#### Your instructions:
Gather up every line that includes the string "text".

Saved entries:
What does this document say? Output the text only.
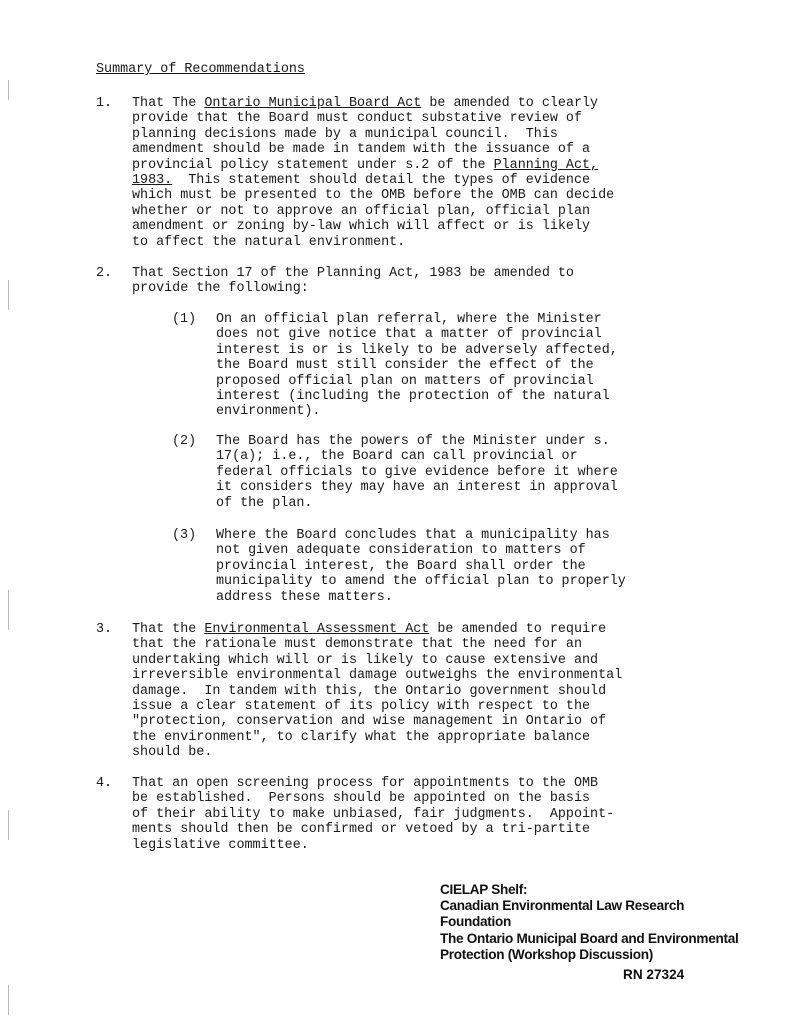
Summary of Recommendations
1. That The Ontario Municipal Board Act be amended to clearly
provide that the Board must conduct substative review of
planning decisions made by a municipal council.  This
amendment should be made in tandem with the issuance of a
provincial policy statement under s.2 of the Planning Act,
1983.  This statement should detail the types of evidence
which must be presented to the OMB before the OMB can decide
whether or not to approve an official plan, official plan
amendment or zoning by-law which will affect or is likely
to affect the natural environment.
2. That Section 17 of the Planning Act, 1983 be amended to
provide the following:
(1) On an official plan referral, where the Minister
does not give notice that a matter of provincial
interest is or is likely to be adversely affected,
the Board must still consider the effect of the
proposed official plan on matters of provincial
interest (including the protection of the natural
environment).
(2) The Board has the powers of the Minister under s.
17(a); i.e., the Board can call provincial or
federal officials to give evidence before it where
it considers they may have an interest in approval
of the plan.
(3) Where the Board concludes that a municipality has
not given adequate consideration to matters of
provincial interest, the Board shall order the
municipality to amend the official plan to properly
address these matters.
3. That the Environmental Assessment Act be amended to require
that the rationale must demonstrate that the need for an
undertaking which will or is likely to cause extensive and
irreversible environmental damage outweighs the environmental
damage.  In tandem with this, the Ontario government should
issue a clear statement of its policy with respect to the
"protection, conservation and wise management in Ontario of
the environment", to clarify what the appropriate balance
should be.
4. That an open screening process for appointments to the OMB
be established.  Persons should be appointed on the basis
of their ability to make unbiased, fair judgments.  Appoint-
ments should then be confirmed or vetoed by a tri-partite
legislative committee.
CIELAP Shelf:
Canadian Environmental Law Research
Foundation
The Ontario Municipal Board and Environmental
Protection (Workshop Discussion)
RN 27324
==
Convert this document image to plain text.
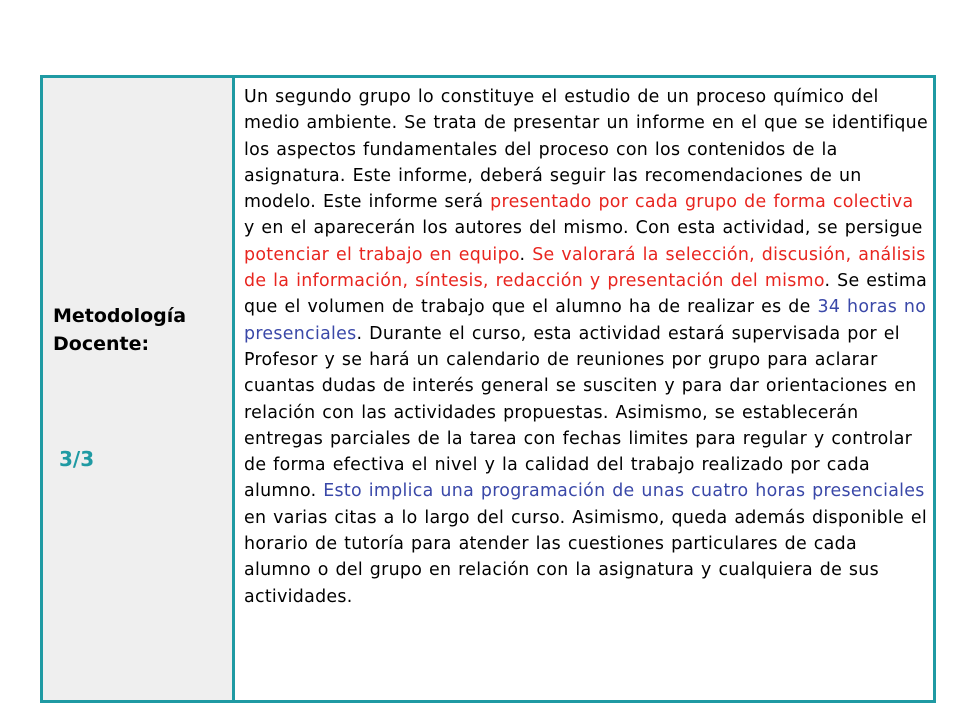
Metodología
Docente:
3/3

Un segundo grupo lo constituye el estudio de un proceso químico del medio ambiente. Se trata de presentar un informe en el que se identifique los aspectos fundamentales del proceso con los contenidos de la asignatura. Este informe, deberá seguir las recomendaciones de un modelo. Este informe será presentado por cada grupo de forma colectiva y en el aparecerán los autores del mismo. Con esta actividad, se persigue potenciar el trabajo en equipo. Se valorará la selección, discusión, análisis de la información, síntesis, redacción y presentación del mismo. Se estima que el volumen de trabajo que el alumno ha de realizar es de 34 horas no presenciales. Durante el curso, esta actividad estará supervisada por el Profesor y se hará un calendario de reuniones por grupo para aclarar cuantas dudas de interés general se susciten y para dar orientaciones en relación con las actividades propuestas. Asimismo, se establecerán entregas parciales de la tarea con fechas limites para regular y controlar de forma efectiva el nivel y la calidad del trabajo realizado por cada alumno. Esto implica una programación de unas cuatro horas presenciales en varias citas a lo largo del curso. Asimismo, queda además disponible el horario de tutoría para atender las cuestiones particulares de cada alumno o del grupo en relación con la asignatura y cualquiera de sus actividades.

#### Task answer:
What does this document say? Output the text only.
Convert this document image to plain text.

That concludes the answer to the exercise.